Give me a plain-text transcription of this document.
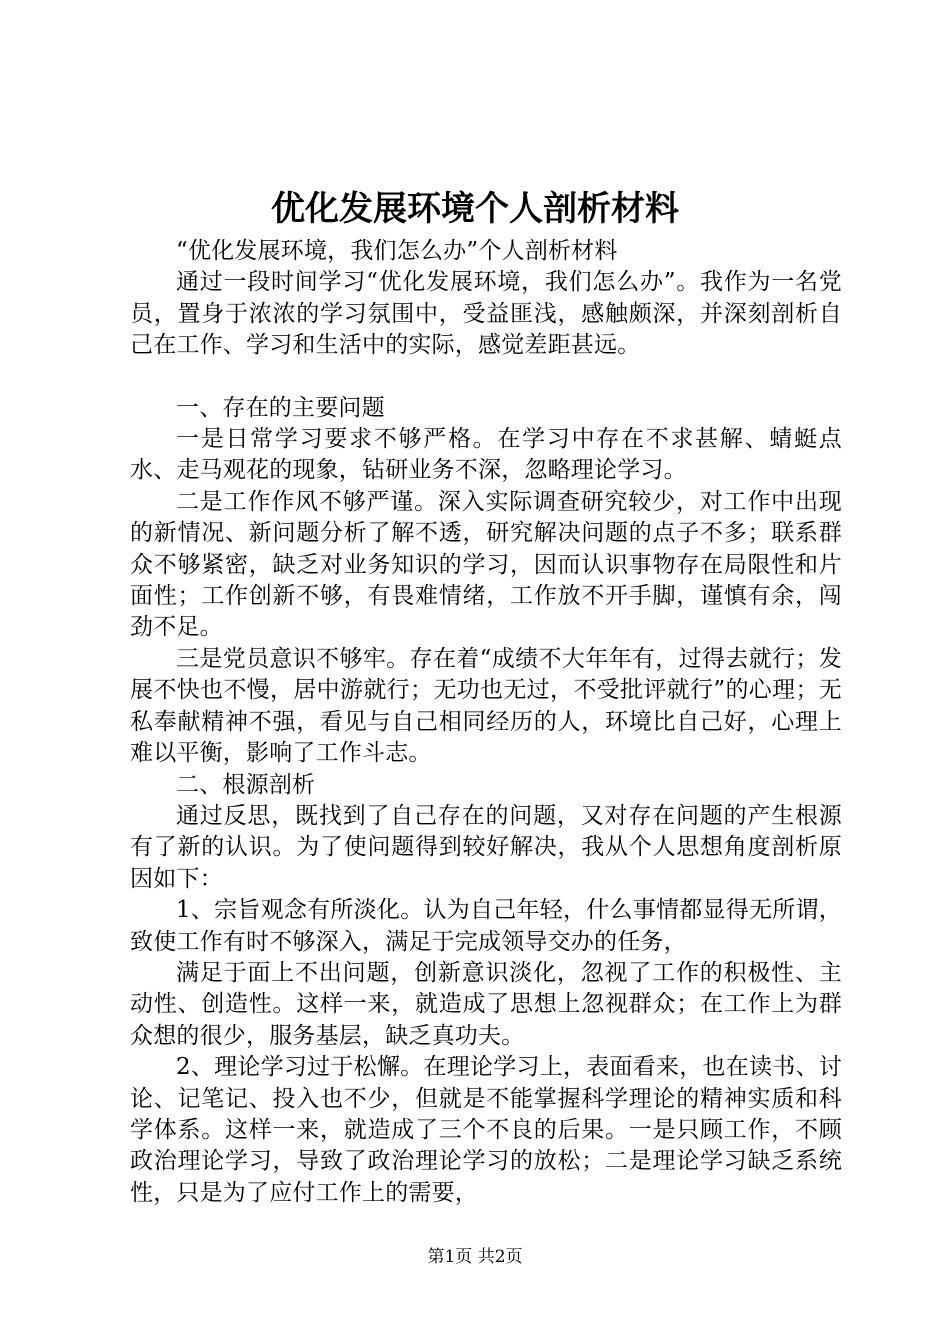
优化发展环境个人剖析材料

“优化发展环境，我们怎么办”个人剖析材料

通过一段时间学习“优化发展环境，我们怎么办”。我作为一名党员，置身于浓浓的学习氛围中，受益匪浅，感触颇深，并深刻剖析自己在工作、学习和生活中的实际，感觉差距甚远。

一、存在的主要问题

一是日常学习要求不够严格。在学习中存在不求甚解、蜻蜓点水、走马观花的现象，钻研业务不深，忽略理论学习。

二是工作作风不够严谨。深入实际调查研究较少，对工作中出现的新情况、新问题分析了解不透，研究解决问题的点子不多；联系群众不够紧密，缺乏对业务知识的学习，因而认识事物存在局限性和片面性；工作创新不够，有畏难情绪，工作放不开手脚，谨慎有余，闯劲不足。

三是党员意识不够牢。存在着“成绩不大年年有，过得去就行；发展不快也不慢，居中游就行；无功也无过，不受批评就行”的心理；无私奉献精神不强，看见与自己相同经历的人，环境比自己好，心理上难以平衡，影响了工作斗志。

二、根源剖析

通过反思，既找到了自己存在的问题，又对存在问题的产生根源有了新的认识。为了使问题得到较好解决，我从个人思想角度剖析原因如下：

1、宗旨观念有所淡化。认为自己年轻，什么事情都显得无所谓，致使工作有时不够深入，满足于完成领导交办的任务，

满足于面上不出问题，创新意识淡化，忽视了工作的积极性、主动性、创造性。这样一来，就造成了思想上忽视群众；在工作上为群众想的很少，服务基层，缺乏真功夫。

2、理论学习过于松懈。在理论学习上，表面看来，也在读书、讨论、记笔记、投入也不少，但就是不能掌握科学理论的精神实质和科学体系。这样一来，就造成了三个不良的后果。一是只顾工作，不顾政治理论学习，导致了政治理论学习的放松；二是理论学习缺乏系统性，只是为了应付工作上的需要，

第1页 共2页
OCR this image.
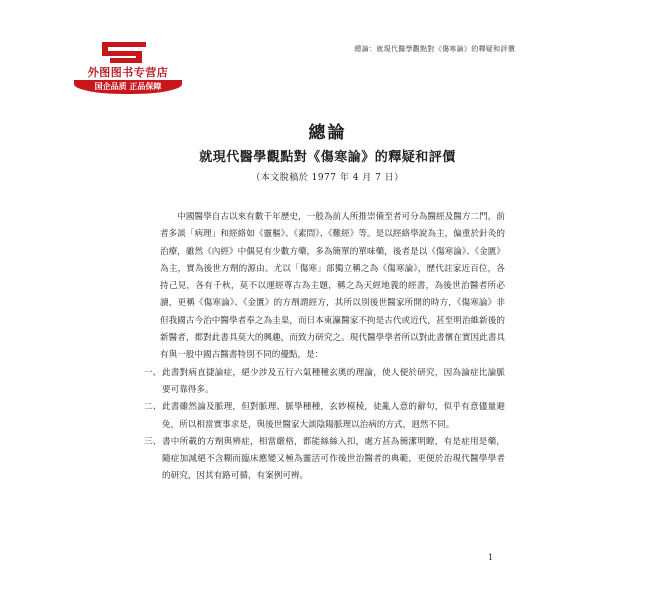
外图图书专营店
国企品质 正品保障
總論：就現代醫學觀點對《傷寒論》的釋疑和評價
總論
就現代醫學觀點對《傷寒論》的釋疑和評價
（本文脫稿於 1977 年 4 月 7 日）

中國醫學自古以來有數千年歷史，一般為前人所推崇備至者可分為醫經及醫方二門，前者多談「病理」和經絡如《靈樞》、《素問》、《難經》等。是以經絡學說為主，偏重於針灸的治療，雖然《內經》中偶見有少數方藥，多為簡單的單味藥，後者是以《傷寒論》、《金匱》為主，實為後世方劑的源由。尤以「傷寒」部獨立稱之為《傷寒論》，歷代註家近百位，各持己見，各有千秋，莫不以運經尊古為主題，稱之為天經地義的經書，為後世治醫者所必讀，更稱《傷寒論》、《金匱》的方劑謂經方，其所以別後世醫家所開的時方，《傷寒論》非但我國古今治中醫學者奉之為圭臬，而日本東瀛醫家不拘是古代或近代，甚至明治維新後的新醫者，都對此書具莫大的興趣，而致力研究之。現代醫學學者所以對此書懷在實因此書具有與一般中國古醫書特別不同的優點，是：

一、 此書對病直捷論症，絕少涉及五行六氣種種玄奧的理論，使人便於研究，因為論症比論脈要可靠得多。
二、 此書雖然論及脈理，但對脈理、脈學種種，玄妙模稜，徒亂人意的辭句，似乎有意儘量避免，所以相當實事求是，與後世醫家大談陰陽脈理以治病的方式，迥然不同。
三、 書中所載的方劑與辨症，相當嚴格，都能絲絲入扣，處方甚為簡潔明瞭，有是症用是藥，隨症加減絕不含糊而臨床應變又極為靈活可作後世治醫者的典範，更便於治現代醫學學者的研究，因其有路可循，有案例可辨。
1
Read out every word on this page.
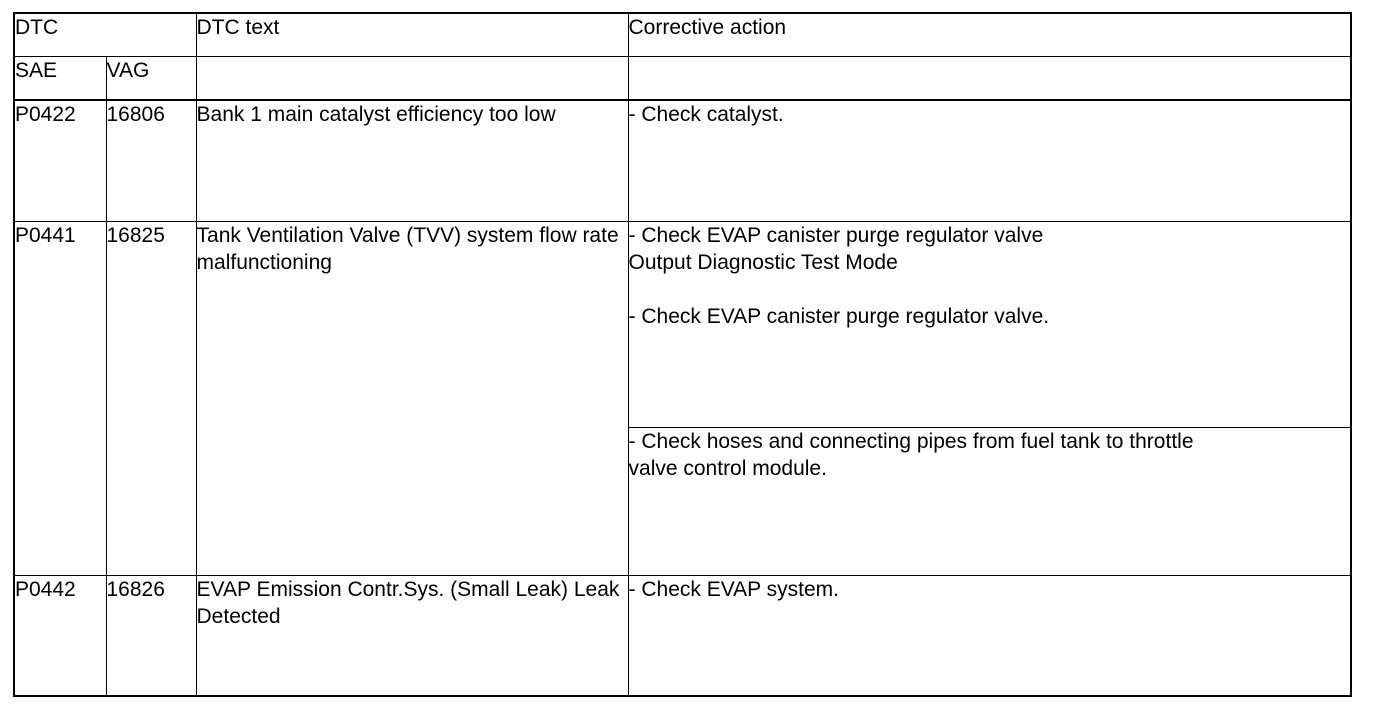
DTC		DTC text	Corrective action
SAE	VAG		
P0422	16806	Bank 1 main catalyst efficiency too low	- Check catalyst.

P0441	16825	Tank Ventilation Valve (TVV) system flow rate malfunctioning	- Check EVAP canister purge regulator valve
Output Diagnostic Test Mode
- Check EVAP canister purge regulator valve.

			- Check hoses and connecting pipes from fuel tank to throttle
valve control module.

P0442	16826	EVAP Emission Contr.Sys. (Small Leak) Leak Detected	- Check EVAP system.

★ ★ ★

Reproduce verbatim every line starting at the line that holds "Read out every word on this page." and ending with the final line of the data; omit the pictures.

Read out every word on this page.
DTC		DTC text	Corrective action
SAE	VAG		
P0422	16806	Bank 1 main catalyst efficiency too low	- Check catalyst.

P0441	16825	Tank Ventilation Valve (TVV) system flow rate malfunctioning	- Check EVAP canister purge regulator valve
Output Diagnostic Test Mode
- Check EVAP canister purge regulator valve.

			- Check hoses and connecting pipes from fuel tank to throttle
valve control module.

P0442	16826	EVAP Emission Contr.Sys. (Small Leak) Leak Detected	- Check EVAP system.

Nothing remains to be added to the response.